# START OF RAW RECORDS
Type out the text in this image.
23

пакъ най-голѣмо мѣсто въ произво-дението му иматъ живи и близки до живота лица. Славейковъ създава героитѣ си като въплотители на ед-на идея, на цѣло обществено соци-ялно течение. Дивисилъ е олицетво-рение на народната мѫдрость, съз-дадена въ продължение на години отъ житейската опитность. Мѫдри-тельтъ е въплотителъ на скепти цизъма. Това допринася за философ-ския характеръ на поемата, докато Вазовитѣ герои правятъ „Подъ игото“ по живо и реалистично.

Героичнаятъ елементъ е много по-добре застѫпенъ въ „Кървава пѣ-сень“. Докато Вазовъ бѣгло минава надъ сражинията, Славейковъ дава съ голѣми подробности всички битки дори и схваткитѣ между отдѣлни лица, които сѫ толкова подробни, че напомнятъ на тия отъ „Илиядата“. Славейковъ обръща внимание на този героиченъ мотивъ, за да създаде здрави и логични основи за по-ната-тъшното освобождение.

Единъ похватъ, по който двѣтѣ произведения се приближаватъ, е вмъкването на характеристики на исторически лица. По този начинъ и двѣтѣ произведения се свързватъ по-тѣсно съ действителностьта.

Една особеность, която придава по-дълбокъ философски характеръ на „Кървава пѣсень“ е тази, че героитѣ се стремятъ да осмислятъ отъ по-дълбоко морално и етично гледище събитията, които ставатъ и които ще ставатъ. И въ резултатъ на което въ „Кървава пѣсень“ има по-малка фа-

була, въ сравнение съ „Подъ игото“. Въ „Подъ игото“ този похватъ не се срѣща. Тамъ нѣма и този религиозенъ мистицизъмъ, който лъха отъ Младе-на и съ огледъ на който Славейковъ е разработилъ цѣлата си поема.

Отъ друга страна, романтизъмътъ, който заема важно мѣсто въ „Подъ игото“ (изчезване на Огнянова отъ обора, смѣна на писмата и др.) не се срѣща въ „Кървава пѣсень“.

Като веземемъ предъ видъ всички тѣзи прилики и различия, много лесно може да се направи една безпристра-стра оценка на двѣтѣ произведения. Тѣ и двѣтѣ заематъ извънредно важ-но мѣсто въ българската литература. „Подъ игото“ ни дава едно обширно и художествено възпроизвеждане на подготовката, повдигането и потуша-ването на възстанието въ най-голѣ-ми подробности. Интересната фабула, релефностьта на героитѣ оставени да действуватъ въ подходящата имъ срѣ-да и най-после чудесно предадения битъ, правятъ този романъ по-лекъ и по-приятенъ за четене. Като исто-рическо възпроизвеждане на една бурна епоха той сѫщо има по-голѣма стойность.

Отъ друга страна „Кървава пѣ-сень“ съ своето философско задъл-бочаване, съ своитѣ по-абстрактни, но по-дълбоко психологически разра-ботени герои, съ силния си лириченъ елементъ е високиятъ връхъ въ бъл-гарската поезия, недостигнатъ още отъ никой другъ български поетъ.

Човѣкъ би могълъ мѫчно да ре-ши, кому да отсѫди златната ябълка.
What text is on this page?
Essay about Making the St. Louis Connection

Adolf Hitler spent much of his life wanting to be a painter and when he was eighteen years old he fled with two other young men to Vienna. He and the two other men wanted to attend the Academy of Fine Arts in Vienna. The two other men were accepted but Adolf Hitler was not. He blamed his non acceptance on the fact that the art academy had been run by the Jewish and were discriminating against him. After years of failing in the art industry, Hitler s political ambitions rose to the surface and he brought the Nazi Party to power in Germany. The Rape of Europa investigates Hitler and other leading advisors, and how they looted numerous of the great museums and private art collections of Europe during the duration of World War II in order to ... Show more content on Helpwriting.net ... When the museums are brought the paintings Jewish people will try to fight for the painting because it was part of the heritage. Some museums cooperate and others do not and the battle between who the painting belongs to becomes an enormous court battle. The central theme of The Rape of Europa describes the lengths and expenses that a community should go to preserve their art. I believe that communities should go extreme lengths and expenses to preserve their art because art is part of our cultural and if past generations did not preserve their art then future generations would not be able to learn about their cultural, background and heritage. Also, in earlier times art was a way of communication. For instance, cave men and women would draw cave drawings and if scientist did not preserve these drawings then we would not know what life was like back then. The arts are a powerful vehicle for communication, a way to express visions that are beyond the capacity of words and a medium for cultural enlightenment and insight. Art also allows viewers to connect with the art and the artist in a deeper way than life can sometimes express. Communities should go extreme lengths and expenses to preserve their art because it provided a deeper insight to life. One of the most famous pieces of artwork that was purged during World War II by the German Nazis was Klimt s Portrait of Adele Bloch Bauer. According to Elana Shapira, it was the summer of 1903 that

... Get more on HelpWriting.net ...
# END OF RAW RECORDS
== YOUR INSTRUCTIONS ==
Transcribe every entry exactly, omitting nothing.

== TASK RESULT ==
Type out the text in this image.
23

пакъ най-голѣмо мѣсто въ произво-дението му иматъ живи и близки до живота лица. Славейковъ създава героитѣ си като въплотители на ед-на идея, на цѣло обществено соци-ялно течение. Дивисилъ е олицетво-рение на народната мѫдрость, съз-дадена въ продължение на години отъ житейската опитность. Мѫдри-тельтъ е въплотителъ на скепти цизъма. Това допринася за философ-ския характеръ на поемата, докато Вазовитѣ герои правятъ „Подъ игото“ по живо и реалистично.

Героичнаятъ елементъ е много по-добре застѫпенъ въ „Кървава пѣ-сень“. Докато Вазовъ бѣгло минава надъ сражинията, Славейковъ дава съ голѣми подробности всички битки дори и схваткитѣ между отдѣлни лица, които сѫ толкова подробни, че напомнятъ на тия отъ „Илиядата“. Славейковъ обръща внимание на този героиченъ мотивъ, за да създаде здрави и логични основи за по-ната-тъшното освобождение.

Единъ похватъ, по който двѣтѣ произведения се приближаватъ, е вмъкването на характеристики на исторически лица. По този начинъ и двѣтѣ произведения се свързватъ по-тѣсно съ действителностьта.

Една особеность, която придава по-дълбокъ философски характеръ на „Кървава пѣсень“ е тази, че героитѣ се стремятъ да осмислятъ отъ по-дълбоко морално и етично гледище събитията, които ставатъ и които ще ставатъ. И въ резултатъ на което въ „Кървава пѣсень“ има по-малка фа-

була, въ сравнение съ „Подъ игото“. Въ „Подъ игото“ този похватъ не се срѣща. Тамъ нѣма и този религиозенъ мистицизъмъ, който лъха отъ Младе-на и съ огледъ на който Славейковъ е разработилъ цѣлата си поема.

Отъ друга страна, романтизъмътъ, който заема важно мѣсто въ „Подъ игото“ (изчезване на Огнянова отъ обора, смѣна на писмата и др.) не се срѣща въ „Кървава пѣсень“.

Като веземемъ предъ видъ всички тѣзи прилики и различия, много лесно може да се направи една безпристра-стра оценка на двѣтѣ произведения. Тѣ и двѣтѣ заематъ извънредно важ-но мѣсто въ българската литература. „Подъ игото“ ни дава едно обширно и художествено възпроизвеждане на подготовката, повдигането и потуша-ването на възстанието въ най-голѣ-ми подробности. Интересната фабула, релефностьта на героитѣ оставени да действуватъ въ подходящата имъ срѣ-да и най-после чудесно предадения битъ, правятъ този романъ по-лекъ и по-приятенъ за четене. Като исто-рическо възпроизвеждане на една бурна епоха той сѫщо има по-голѣма стойность.

Отъ друга страна „Кървава пѣ-сень“ съ своето философско задъл-бочаване, съ своитѣ по-абстрактни, но по-дълбоко психологически разра-ботени герои, съ силния си лириченъ елементъ е високиятъ връхъ въ бъл-гарската поезия, недостигнатъ още отъ никой другъ български поетъ.

Човѣкъ би могълъ мѫчно да ре-ши, кому да отсѫди златната ябълка.
What text is on this page?
Essay about Making the St. Louis Connection

Adolf Hitler spent much of his life wanting to be a painter and when he was eighteen years old he fled with two other young men to Vienna. He and the two other men wanted to attend the Academy of Fine Arts in Vienna. The two other men were accepted but Adolf Hitler was not. He blamed his non acceptance on the fact that the art academy had been run by the Jewish and were discriminating against him. After years of failing in the art industry, Hitler s political ambitions rose to the surface and he brought the Nazi Party to power in Germany. The Rape of Europa investigates Hitler and other leading advisors, and how they looted numerous of the great museums and private art collections of Europe during the duration of World War II in order to ... Show more content on Helpwriting.net ... When the museums are brought the paintings Jewish people will try to fight for the painting because it was part of the heritage. Some museums cooperate and others do not and the battle between who the painting belongs to becomes an enormous court battle. The central theme of The Rape of Europa describes the lengths and expenses that a community should go to preserve their art. I believe that communities should go extreme lengths and expenses to preserve their art because art is part of our cultural and if past generations did not preserve their art then future generations would not be able to learn about their cultural, background and heritage. Also, in earlier times art was a way of communication. For instance, cave men and women would draw cave drawings and if scientist did not preserve these drawings then we would not know what life was like back then. The arts are a powerful vehicle for communication, a way to express visions that are beyond the capacity of words and a medium for cultural enlightenment and insight. Art also allows viewers to connect with the art and the artist in a deeper way than life can sometimes express. Communities should go extreme lengths and expenses to preserve their art because it provided a deeper insight to life. One of the most famous pieces of artwork that was purged during World War II by the German Nazis was Klimt s Portrait of Adele Bloch Bauer. According to Elana Shapira, it was the summer of 1903 that

... Get more on HelpWriting.net ...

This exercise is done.